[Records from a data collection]
──────────────────────────────

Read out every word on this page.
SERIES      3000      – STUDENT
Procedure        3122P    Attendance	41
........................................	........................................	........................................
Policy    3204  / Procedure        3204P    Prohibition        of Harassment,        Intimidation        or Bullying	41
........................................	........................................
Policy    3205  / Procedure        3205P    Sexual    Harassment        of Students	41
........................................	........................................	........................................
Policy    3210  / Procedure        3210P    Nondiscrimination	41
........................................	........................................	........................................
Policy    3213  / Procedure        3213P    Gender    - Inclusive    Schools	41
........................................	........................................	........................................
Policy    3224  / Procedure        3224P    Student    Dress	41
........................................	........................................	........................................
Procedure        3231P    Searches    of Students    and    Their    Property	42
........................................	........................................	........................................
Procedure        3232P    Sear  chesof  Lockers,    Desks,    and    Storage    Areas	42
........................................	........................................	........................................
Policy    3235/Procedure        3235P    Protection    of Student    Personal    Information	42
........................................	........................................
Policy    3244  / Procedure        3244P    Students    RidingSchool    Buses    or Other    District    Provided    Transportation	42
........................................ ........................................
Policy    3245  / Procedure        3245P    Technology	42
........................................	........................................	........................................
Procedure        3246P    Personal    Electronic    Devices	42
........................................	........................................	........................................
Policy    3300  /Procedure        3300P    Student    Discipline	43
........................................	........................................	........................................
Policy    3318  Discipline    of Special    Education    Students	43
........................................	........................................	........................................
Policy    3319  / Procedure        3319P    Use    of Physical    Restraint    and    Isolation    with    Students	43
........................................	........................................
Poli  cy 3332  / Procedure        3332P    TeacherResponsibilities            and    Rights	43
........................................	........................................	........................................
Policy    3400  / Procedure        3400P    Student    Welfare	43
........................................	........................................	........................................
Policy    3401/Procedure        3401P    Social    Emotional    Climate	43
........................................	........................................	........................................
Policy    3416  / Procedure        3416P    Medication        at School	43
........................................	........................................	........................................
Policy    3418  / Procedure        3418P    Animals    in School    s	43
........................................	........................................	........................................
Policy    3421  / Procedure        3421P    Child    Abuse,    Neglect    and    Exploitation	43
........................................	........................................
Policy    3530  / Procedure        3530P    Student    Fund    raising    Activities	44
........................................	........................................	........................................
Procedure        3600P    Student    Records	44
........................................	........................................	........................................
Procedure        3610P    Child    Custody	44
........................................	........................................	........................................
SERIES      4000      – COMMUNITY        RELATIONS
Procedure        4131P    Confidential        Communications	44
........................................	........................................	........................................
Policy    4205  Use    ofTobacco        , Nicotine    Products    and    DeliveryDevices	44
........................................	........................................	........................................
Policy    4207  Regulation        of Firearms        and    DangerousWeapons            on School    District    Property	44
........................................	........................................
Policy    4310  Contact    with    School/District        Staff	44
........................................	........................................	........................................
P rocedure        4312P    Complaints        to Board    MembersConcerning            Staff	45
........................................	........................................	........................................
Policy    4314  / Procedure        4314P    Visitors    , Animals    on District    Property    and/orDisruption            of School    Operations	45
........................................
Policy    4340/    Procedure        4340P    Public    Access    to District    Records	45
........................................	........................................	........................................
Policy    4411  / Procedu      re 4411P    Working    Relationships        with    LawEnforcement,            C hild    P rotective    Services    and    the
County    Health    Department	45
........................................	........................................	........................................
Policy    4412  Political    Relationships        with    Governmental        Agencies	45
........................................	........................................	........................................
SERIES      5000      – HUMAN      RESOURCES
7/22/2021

──────────────────────────────

[YOUR INSTRUCTIONS]
Print every record exactly as it was given.

[EXERCISE RESULT]
Read out every word on this page.
SERIES      3000      – STUDENT
Procedure        3122P    Attendance	41
........................................	........................................	........................................
Policy    3204  / Procedure        3204P    Prohibition        of Harassment,        Intimidation        or Bullying	41
........................................	........................................
Policy    3205  / Procedure        3205P    Sexual    Harassment        of Students	41
........................................	........................................	........................................
Policy    3210  / Procedure        3210P    Nondiscrimination	41
........................................	........................................	........................................
Policy    3213  / Procedure        3213P    Gender    - Inclusive    Schools	41
........................................	........................................	........................................
Policy    3224  / Procedure        3224P    Student    Dress	41
........................................	........................................	........................................
Procedure        3231P    Searches    of Students    and    Their    Property	42
........................................	........................................	........................................
Procedure        3232P    Sear  chesof  Lockers,    Desks,    and    Storage    Areas	42
........................................	........................................	........................................
Policy    3235/Procedure        3235P    Protection    of Student    Personal    Information	42
........................................	........................................
Policy    3244  / Procedure        3244P    Students    RidingSchool    Buses    or Other    District    Provided    Transportation	42
........................................ ........................................
Policy    3245  / Procedure        3245P    Technology	42
........................................	........................................	........................................
Procedure        3246P    Personal    Electronic    Devices	42
........................................	........................................	........................................
Policy    3300  /Procedure        3300P    Student    Discipline	43
........................................	........................................	........................................
Policy    3318  Discipline    of Special    Education    Students	43
........................................	........................................	........................................
Policy    3319  / Procedure        3319P    Use    of Physical    Restraint    and    Isolation    with    Students	43
........................................	........................................
Poli  cy 3332  / Procedure        3332P    TeacherResponsibilities            and    Rights	43
........................................	........................................	........................................
Policy    3400  / Procedure        3400P    Student    Welfare	43
........................................	........................................	........................................
Policy    3401/Procedure        3401P    Social    Emotional    Climate	43
........................................	........................................	........................................
Policy    3416  / Procedure        3416P    Medication        at School	43
........................................	........................................	........................................
Policy    3418  / Procedure        3418P    Animals    in School    s	43
........................................	........................................	........................................
Policy    3421  / Procedure        3421P    Child    Abuse,    Neglect    and    Exploitation	43
........................................	........................................
Policy    3530  / Procedure        3530P    Student    Fund    raising    Activities	44
........................................	........................................	........................................
Procedure        3600P    Student    Records	44
........................................	........................................	........................................
Procedure        3610P    Child    Custody	44
........................................	........................................	........................................
SERIES      4000      – COMMUNITY        RELATIONS
Procedure        4131P    Confidential        Communications	44
........................................	........................................	........................................
Policy    4205  Use    ofTobacco        , Nicotine    Products    and    DeliveryDevices	44
........................................	........................................	........................................
Policy    4207  Regulation        of Firearms        and    DangerousWeapons            on School    District    Property	44
........................................	........................................
Policy    4310  Contact    with    School/District        Staff	44
........................................	........................................	........................................
P rocedure        4312P    Complaints        to Board    MembersConcerning            Staff	45
........................................	........................................	........................................
Policy    4314  / Procedure        4314P    Visitors    , Animals    on District    Property    and/orDisruption            of School    Operations	45
........................................
Policy    4340/    Procedure        4340P    Public    Access    to District    Records	45
........................................	........................................	........................................
Policy    4411  / Procedu      re 4411P    Working    Relationships        with    LawEnforcement,            C hild    P rotective    Services    and    the
County    Health    Department	45
........................................	........................................	........................................
Policy    4412  Political    Relationships        with    Governmental        Agencies	45
........................................	........................................	........................................
SERIES      5000      – HUMAN      RESOURCES
7/22/2021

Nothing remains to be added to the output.